▶ [Work to complete] Report how many lines of the records below include the word "Care". Give nothing but the number.

-- start of Data for this exercise --

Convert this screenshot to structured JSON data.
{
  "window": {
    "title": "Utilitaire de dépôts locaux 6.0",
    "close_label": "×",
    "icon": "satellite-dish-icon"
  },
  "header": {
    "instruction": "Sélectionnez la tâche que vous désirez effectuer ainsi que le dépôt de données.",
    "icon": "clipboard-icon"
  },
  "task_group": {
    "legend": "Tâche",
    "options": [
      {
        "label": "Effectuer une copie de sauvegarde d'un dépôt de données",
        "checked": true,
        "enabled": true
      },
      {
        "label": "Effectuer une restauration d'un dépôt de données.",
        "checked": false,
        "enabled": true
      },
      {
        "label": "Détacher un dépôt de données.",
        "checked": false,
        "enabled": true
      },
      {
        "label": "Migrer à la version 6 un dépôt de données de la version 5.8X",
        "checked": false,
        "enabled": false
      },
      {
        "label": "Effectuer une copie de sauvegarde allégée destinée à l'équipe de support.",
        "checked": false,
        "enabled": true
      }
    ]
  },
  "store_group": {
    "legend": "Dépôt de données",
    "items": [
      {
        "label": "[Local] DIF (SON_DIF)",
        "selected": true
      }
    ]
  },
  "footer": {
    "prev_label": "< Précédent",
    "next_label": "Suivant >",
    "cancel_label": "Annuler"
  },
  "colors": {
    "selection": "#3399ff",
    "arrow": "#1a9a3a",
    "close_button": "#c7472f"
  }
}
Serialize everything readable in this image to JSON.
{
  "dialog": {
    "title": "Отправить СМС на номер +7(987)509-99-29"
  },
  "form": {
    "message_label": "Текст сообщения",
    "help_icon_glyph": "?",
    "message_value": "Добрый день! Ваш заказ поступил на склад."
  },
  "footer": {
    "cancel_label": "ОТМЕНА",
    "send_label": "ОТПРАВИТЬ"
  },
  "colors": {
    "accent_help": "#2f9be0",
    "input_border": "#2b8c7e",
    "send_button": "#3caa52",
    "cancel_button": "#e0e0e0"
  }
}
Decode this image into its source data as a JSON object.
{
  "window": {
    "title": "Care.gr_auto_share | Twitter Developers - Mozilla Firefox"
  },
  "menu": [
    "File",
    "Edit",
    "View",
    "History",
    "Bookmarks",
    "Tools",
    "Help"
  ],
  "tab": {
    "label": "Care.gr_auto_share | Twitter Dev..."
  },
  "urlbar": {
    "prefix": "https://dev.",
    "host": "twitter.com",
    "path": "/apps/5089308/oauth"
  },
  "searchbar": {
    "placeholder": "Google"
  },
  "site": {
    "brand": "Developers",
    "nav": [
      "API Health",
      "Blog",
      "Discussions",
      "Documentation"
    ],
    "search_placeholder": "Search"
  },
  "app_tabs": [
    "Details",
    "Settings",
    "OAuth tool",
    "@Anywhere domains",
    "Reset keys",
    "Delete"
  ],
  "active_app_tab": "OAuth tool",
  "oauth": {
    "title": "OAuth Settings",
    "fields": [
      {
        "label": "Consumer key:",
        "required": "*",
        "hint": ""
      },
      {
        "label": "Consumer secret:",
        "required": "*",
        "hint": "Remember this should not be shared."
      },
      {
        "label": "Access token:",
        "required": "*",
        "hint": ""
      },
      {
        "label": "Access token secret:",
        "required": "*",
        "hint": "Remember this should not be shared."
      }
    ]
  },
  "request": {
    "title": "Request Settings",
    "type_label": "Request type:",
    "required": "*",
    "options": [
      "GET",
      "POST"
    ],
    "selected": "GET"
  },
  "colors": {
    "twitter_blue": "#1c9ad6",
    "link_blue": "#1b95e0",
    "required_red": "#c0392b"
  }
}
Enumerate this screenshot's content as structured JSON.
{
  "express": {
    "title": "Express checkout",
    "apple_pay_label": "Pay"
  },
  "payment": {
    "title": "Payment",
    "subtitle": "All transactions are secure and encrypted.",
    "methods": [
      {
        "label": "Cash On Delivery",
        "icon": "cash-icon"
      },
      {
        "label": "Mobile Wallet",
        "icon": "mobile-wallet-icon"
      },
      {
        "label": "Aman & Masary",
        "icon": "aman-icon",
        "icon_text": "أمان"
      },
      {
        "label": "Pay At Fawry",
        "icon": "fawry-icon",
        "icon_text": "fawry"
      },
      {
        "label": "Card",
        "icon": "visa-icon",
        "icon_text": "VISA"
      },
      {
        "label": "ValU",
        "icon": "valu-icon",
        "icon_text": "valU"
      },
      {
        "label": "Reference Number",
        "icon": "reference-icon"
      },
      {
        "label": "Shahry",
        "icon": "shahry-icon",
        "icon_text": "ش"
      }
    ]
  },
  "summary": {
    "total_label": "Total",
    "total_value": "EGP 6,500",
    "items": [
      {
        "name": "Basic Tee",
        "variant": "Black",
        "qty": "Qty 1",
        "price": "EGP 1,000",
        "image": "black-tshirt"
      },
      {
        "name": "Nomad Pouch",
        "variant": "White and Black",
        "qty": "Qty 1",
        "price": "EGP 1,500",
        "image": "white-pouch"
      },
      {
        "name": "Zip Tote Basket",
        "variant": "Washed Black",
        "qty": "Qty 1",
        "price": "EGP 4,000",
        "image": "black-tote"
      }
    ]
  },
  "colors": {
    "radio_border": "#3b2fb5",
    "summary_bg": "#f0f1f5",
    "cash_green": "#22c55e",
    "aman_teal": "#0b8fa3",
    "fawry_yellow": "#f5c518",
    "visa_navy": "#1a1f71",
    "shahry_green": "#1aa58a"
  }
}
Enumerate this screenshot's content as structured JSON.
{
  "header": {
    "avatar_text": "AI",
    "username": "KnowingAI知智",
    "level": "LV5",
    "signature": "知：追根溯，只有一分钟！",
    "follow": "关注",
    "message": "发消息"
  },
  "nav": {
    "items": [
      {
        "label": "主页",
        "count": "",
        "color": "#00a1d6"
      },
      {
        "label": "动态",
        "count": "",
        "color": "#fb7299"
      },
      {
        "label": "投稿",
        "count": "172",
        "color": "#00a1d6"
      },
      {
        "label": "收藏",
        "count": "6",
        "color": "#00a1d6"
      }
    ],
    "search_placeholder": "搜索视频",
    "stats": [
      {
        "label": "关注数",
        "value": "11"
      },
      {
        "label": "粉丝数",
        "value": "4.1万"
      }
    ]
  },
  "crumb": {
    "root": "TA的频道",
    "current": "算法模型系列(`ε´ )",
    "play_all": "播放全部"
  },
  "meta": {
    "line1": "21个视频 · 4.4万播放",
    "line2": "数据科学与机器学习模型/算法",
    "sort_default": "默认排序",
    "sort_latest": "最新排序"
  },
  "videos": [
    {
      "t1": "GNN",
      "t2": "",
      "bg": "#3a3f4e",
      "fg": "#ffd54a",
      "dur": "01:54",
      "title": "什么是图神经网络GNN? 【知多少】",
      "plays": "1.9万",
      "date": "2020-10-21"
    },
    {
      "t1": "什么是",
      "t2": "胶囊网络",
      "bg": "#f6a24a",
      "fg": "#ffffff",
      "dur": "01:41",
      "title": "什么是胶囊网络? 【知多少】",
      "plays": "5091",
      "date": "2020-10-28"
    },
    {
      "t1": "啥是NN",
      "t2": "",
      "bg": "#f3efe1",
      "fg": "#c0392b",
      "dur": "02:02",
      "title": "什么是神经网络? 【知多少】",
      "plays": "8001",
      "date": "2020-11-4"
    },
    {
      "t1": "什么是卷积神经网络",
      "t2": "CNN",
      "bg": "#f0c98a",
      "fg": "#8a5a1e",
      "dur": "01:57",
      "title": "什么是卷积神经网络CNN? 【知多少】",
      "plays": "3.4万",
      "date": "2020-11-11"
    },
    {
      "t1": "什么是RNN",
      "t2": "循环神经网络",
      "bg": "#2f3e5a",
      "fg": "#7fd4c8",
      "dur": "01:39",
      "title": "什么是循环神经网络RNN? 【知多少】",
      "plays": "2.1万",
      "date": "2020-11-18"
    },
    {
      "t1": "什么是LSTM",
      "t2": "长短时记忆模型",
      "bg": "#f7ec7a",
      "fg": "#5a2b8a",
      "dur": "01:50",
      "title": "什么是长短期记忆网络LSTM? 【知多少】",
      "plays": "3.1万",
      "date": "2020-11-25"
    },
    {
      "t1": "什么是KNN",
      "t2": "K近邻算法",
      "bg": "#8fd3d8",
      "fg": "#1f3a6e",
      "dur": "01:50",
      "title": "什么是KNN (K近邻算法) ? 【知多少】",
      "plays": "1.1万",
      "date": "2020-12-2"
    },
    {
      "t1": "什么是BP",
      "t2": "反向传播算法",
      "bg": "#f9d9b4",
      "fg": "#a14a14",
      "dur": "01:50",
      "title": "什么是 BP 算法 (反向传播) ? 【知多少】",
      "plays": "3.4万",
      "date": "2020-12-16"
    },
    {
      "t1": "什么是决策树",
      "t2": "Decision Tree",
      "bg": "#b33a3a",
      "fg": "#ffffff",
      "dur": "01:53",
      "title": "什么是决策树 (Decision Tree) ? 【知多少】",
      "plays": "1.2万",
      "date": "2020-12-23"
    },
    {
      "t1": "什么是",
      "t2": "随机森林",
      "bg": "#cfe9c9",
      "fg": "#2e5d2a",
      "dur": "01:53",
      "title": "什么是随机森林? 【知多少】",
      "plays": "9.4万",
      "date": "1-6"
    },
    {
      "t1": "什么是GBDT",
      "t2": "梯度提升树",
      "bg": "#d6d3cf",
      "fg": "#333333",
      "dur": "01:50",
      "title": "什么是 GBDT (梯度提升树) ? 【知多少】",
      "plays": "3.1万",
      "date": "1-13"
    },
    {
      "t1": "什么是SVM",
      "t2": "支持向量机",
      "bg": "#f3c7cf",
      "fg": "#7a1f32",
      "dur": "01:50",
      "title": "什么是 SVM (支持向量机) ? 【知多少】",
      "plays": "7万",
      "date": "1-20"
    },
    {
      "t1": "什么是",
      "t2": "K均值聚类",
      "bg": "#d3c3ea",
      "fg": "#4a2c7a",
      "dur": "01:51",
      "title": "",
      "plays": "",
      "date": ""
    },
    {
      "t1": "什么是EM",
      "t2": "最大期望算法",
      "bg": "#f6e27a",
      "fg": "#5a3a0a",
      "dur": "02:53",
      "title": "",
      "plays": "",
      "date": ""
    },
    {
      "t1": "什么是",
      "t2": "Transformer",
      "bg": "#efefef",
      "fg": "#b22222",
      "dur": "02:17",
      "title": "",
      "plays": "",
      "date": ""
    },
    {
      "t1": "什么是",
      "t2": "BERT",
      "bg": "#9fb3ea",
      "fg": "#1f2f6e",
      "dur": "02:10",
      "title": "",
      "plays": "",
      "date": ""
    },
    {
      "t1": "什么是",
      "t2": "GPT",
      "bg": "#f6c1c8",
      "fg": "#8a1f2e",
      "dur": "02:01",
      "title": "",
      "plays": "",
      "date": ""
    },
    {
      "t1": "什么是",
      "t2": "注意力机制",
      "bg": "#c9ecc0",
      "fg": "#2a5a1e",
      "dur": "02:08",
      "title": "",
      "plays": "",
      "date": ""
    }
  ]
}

-- end of Data for this exercise --

▶ [Solution to the exercise] 2